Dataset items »
* * * * * * * * *
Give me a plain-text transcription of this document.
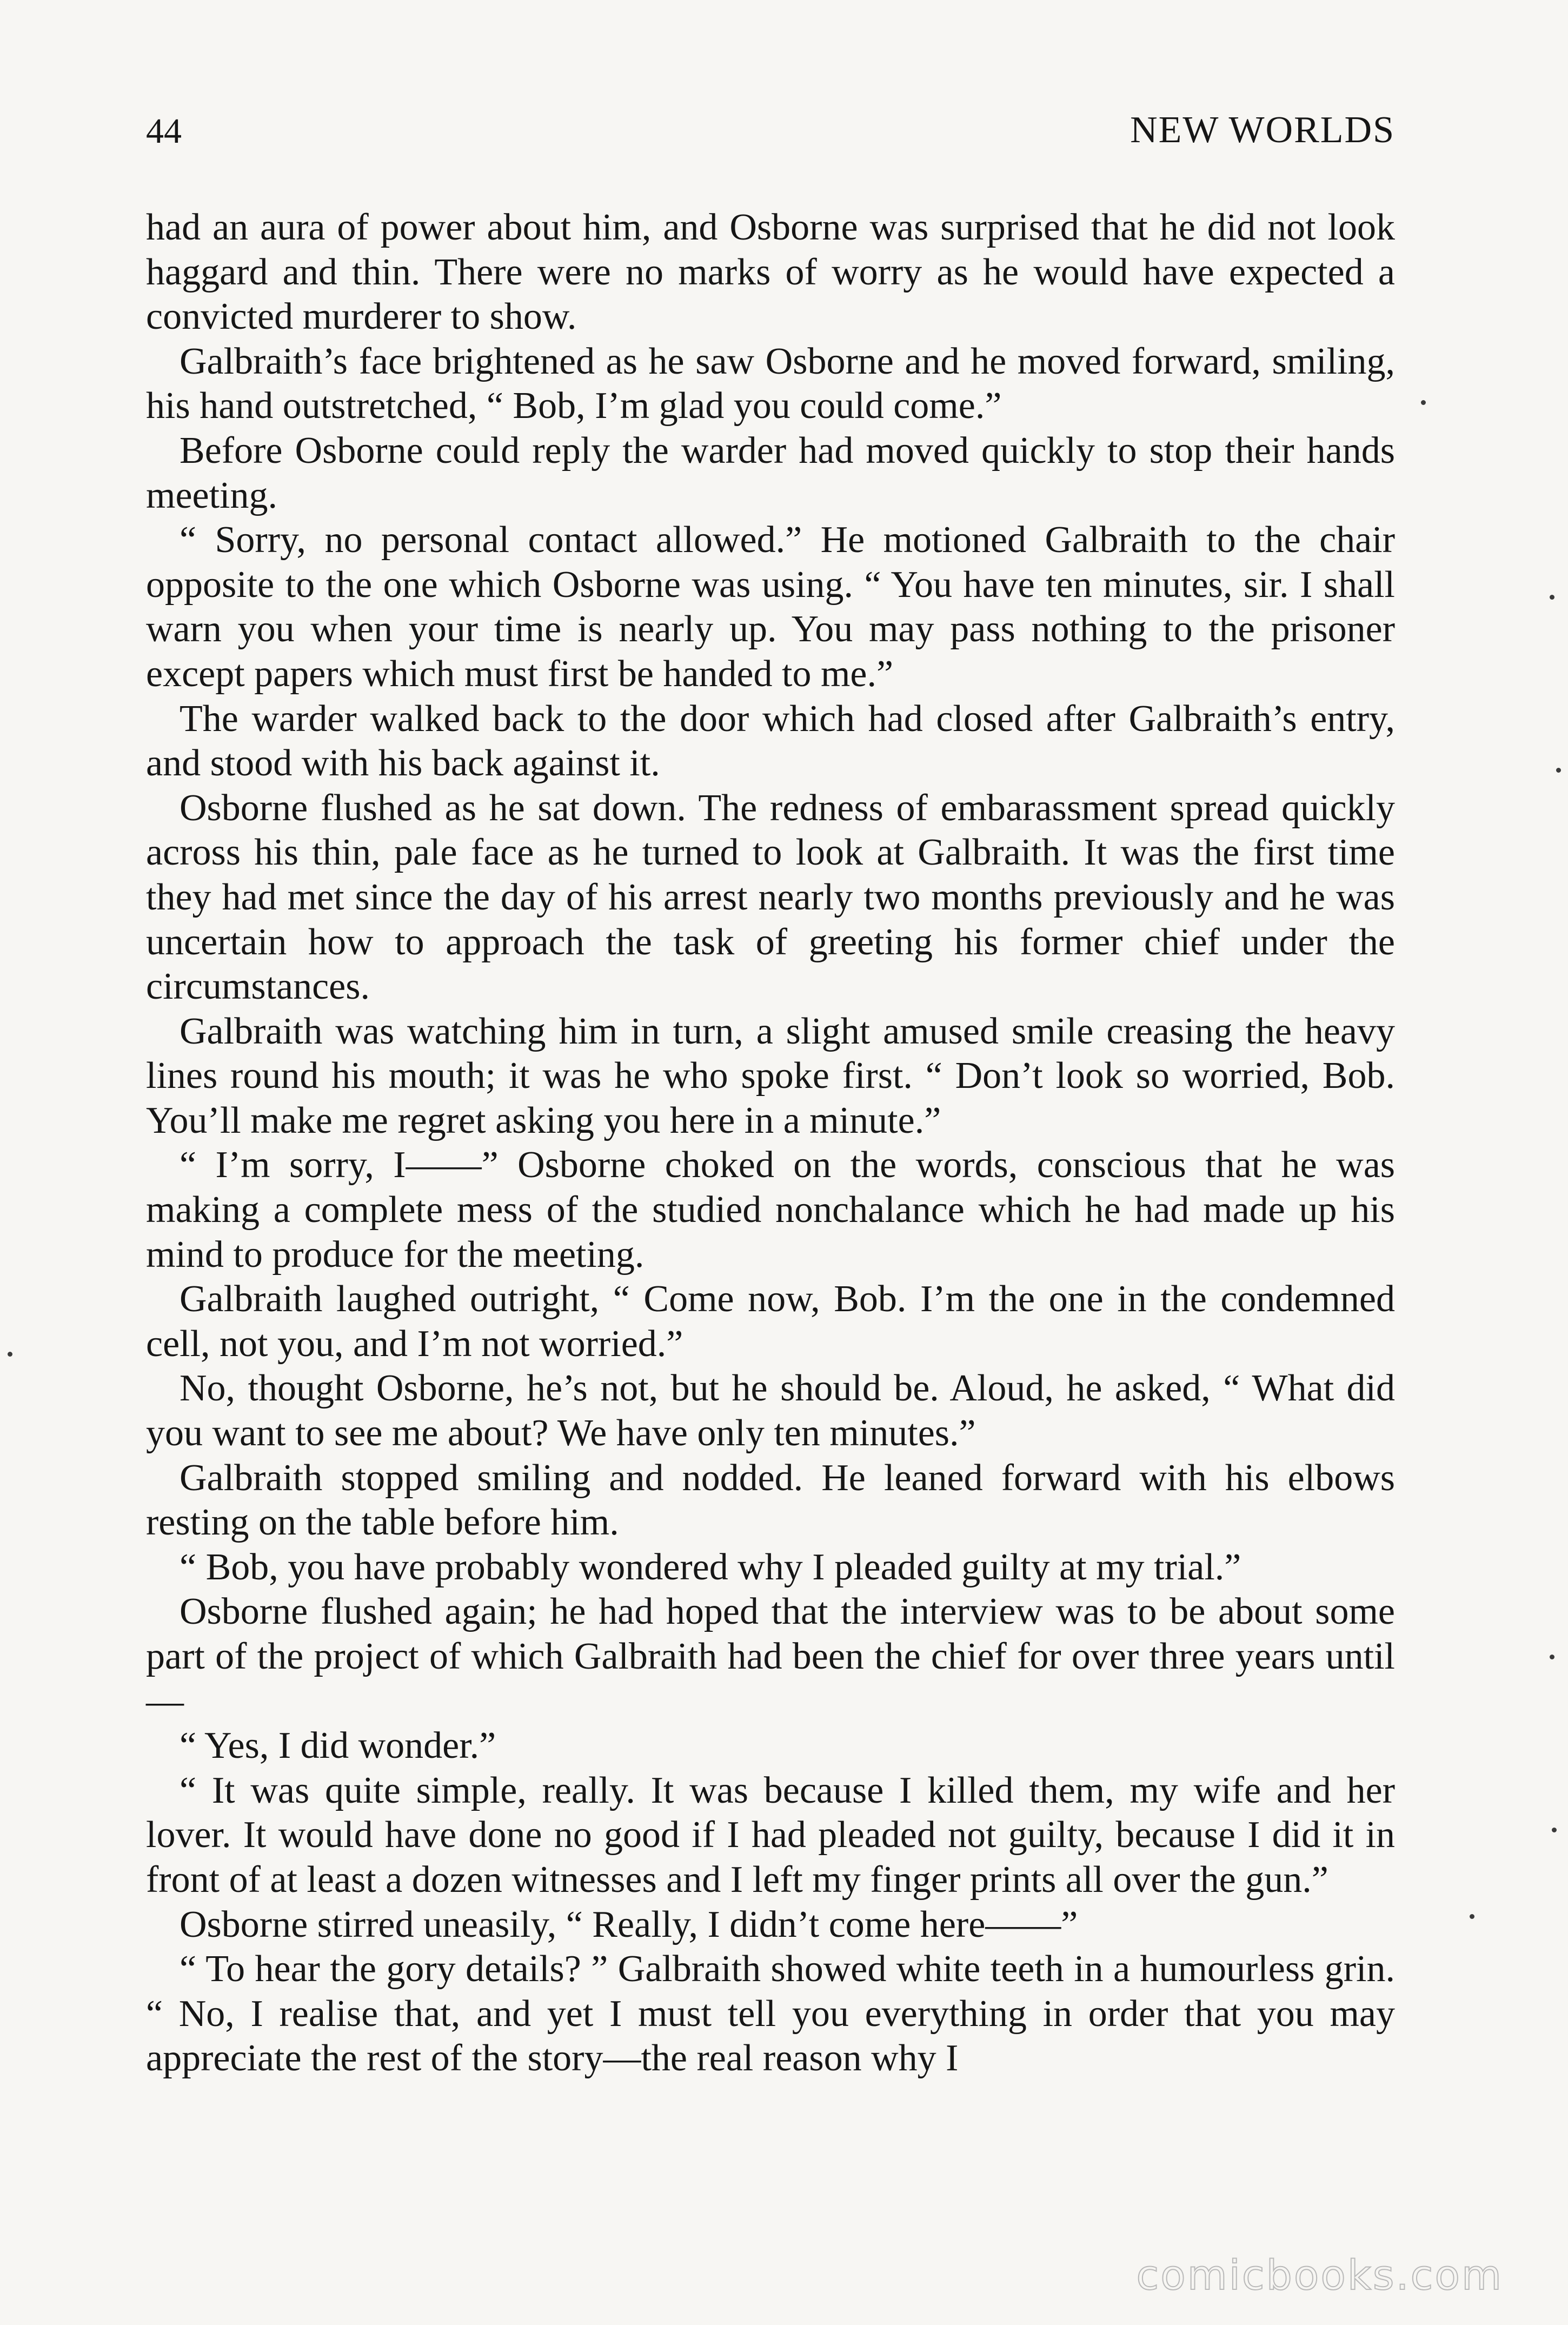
44	NEW WORLDS

had an aura of power about him, and Osborne was surprised that he did not look haggard and thin. There were no marks of worry as he would have expected a convicted murderer to show.

Galbraith’s face brightened as he saw Osborne and he moved forward, smiling, his hand outstretched, “ Bob, I’m glad you could come.”

Before Osborne could reply the warder had moved quickly to stop their hands meeting.

“ Sorry, no personal contact allowed.” He motioned Galbraith to the chair opposite to the one which Osborne was using. “ You have ten minutes, sir. I shall warn you when your time is nearly up. You may pass nothing to the prisoner except papers which must first be handed to me.”

The warder walked back to the door which had closed after Galbraith’s entry, and stood with his back against it.

Osborne flushed as he sat down. The redness of embarassment spread quickly across his thin, pale face as he turned to look at Galbraith. It was the first time they had met since the day of his arrest nearly two months previously and he was uncertain how to approach the task of greeting his former chief under the circumstances.

Galbraith was watching him in turn, a slight amused smile creasing the heavy lines round his mouth; it was he who spoke first. “ Don’t look so worried, Bob. You’ll make me regret asking you here in a minute.”

“ I’m sorry, I——” Osborne choked on the words, conscious that he was making a complete mess of the studied nonchalance which he had made up his mind to produce for the meeting.

Galbraith laughed outright, “ Come now, Bob. I’m the one in the condemned cell, not you, and I’m not worried.”

No, thought Osborne, he’s not, but he should be. Aloud, he asked, “ What did you want to see me about? We have only ten minutes.”

Galbraith stopped smiling and nodded. He leaned forward with his elbows resting on the table before him.

“ Bob, you have probably wondered why I pleaded guilty at my trial.”

Osborne flushed again; he had hoped that the interview was to be about some part of the project of which Galbraith had been the chief for over three years until—

“ Yes, I did wonder.”

“ It was quite simple, really. It was because I killed them, my wife and her lover. It would have done no good if I had pleaded not guilty, because I did it in front of at least a dozen witnesses and I left my finger prints all over the gun.”

Osborne stirred uneasily, “ Really, I didn’t come here——”

“ To hear the gory details? ” Galbraith showed white teeth in a humourless grin. “ No, I realise that, and yet I must tell you everything in order that you may appreciate the rest of the story—the real reason why I

comicbooks.com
* * * * * * * * *
EXERCISE OBJECTIVE » Transcribe every line in the entries above, taking out only the images.

WRITTEN RESPONSE »
Give me a plain-text transcription of this document.
44	NEW WORLDS

had an aura of power about him, and Osborne was surprised that he did not look haggard and thin. There were no marks of worry as he would have expected a convicted murderer to show.

Galbraith’s face brightened as he saw Osborne and he moved forward, smiling, his hand outstretched, “ Bob, I’m glad you could come.”

Before Osborne could reply the warder had moved quickly to stop their hands meeting.

“ Sorry, no personal contact allowed.” He motioned Galbraith to the chair opposite to the one which Osborne was using. “ You have ten minutes, sir. I shall warn you when your time is nearly up. You may pass nothing to the prisoner except papers which must first be handed to me.”

The warder walked back to the door which had closed after Galbraith’s entry, and stood with his back against it.

Osborne flushed as he sat down. The redness of embarassment spread quickly across his thin, pale face as he turned to look at Galbraith. It was the first time they had met since the day of his arrest nearly two months previously and he was uncertain how to approach the task of greeting his former chief under the circumstances.

Galbraith was watching him in turn, a slight amused smile creasing the heavy lines round his mouth; it was he who spoke first. “ Don’t look so worried, Bob. You’ll make me regret asking you here in a minute.”

“ I’m sorry, I——” Osborne choked on the words, conscious that he was making a complete mess of the studied nonchalance which he had made up his mind to produce for the meeting.

Galbraith laughed outright, “ Come now, Bob. I’m the one in the condemned cell, not you, and I’m not worried.”

No, thought Osborne, he’s not, but he should be. Aloud, he asked, “ What did you want to see me about? We have only ten minutes.”

Galbraith stopped smiling and nodded. He leaned forward with his elbows resting on the table before him.

“ Bob, you have probably wondered why I pleaded guilty at my trial.”

Osborne flushed again; he had hoped that the interview was to be about some part of the project of which Galbraith had been the chief for over three years until—

“ Yes, I did wonder.”

“ It was quite simple, really. It was because I killed them, my wife and her lover. It would have done no good if I had pleaded not guilty, because I did it in front of at least a dozen witnesses and I left my finger prints all over the gun.”

Osborne stirred uneasily, “ Really, I didn’t come here——”

“ To hear the gory details? ” Galbraith showed white teeth in a humourless grin. “ No, I realise that, and yet I must tell you everything in order that you may appreciate the rest of the story—the real reason why I

comicbooks.com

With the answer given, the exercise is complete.